Given instruction:
Filter these entries, keeping only lines that hold the word "colors".

Records to use:
=-=-=-=-=
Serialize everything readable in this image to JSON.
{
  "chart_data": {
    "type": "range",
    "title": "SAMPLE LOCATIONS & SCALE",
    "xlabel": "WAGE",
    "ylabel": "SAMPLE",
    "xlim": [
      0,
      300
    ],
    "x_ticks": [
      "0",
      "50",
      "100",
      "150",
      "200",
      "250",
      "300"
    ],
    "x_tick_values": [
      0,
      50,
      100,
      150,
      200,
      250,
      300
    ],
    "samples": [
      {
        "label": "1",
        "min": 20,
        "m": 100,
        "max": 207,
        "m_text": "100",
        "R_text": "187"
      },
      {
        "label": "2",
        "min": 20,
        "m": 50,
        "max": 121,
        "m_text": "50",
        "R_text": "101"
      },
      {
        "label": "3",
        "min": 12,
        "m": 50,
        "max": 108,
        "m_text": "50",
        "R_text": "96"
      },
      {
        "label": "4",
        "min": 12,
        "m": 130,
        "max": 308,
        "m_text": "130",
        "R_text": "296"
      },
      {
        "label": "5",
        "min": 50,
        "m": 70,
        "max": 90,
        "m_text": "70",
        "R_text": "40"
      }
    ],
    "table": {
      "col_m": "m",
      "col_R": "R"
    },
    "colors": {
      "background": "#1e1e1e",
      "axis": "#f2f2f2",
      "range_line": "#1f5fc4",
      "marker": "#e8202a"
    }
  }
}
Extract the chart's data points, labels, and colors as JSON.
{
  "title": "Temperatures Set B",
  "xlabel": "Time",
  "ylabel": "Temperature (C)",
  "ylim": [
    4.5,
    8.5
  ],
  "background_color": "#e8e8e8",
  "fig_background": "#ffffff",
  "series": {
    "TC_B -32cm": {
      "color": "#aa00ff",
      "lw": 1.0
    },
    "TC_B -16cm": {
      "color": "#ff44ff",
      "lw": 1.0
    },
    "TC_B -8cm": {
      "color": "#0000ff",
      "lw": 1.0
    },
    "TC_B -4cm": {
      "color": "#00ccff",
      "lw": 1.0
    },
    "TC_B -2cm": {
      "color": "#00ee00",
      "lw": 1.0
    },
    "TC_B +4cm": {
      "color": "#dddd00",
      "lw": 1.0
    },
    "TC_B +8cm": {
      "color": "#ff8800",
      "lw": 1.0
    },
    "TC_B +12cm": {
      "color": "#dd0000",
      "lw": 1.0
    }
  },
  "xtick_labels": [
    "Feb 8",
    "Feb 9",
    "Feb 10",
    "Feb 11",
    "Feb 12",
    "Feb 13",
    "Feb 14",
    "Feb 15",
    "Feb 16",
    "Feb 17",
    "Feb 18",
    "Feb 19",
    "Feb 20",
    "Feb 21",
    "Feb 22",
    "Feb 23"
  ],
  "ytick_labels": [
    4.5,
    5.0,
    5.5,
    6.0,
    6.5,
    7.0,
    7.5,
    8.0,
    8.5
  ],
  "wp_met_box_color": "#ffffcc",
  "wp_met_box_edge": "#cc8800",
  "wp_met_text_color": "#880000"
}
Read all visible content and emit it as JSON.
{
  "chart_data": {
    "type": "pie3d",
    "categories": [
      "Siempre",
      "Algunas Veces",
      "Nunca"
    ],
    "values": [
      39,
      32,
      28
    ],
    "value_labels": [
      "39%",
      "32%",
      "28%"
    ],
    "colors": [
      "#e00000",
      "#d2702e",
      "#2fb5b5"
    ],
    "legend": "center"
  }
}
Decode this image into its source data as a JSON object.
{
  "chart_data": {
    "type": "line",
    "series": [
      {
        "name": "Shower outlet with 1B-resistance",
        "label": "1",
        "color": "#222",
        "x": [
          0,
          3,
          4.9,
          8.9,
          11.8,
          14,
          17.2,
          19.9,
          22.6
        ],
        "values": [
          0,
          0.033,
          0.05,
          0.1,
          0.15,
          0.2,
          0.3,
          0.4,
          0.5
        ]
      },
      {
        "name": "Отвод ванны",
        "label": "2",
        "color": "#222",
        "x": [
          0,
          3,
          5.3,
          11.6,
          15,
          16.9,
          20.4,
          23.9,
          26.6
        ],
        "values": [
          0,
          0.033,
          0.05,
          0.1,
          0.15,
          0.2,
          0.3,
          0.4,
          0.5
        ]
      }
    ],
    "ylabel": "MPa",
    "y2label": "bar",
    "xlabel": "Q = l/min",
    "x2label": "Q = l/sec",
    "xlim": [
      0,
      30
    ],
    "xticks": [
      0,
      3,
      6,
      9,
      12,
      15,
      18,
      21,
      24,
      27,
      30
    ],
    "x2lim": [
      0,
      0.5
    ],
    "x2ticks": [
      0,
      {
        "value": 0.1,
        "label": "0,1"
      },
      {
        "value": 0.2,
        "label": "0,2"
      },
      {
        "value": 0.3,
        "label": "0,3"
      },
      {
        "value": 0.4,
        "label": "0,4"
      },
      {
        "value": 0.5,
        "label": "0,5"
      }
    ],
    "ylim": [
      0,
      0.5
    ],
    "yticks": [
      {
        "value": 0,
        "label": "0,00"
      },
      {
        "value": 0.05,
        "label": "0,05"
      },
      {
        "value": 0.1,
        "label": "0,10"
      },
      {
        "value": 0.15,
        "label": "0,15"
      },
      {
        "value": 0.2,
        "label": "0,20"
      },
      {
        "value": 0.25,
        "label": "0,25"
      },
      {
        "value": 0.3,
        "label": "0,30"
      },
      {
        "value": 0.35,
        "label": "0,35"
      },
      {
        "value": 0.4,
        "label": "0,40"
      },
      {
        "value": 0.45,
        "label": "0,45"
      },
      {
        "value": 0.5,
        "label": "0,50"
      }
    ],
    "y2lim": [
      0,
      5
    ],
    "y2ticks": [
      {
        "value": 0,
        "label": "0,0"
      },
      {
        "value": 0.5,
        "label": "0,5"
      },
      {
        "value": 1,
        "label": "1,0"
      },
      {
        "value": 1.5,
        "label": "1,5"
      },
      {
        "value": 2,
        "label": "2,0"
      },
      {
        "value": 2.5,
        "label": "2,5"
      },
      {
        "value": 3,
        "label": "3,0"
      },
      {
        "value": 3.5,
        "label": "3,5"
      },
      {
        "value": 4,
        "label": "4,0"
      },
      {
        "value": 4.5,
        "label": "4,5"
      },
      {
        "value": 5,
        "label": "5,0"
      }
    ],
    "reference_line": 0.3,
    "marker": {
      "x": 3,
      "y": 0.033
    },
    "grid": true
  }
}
=-=-=-=-=
Solved exercise:
    "colors": {
Extract the chart's data points, labels, and colors as JSON.
    "colors": [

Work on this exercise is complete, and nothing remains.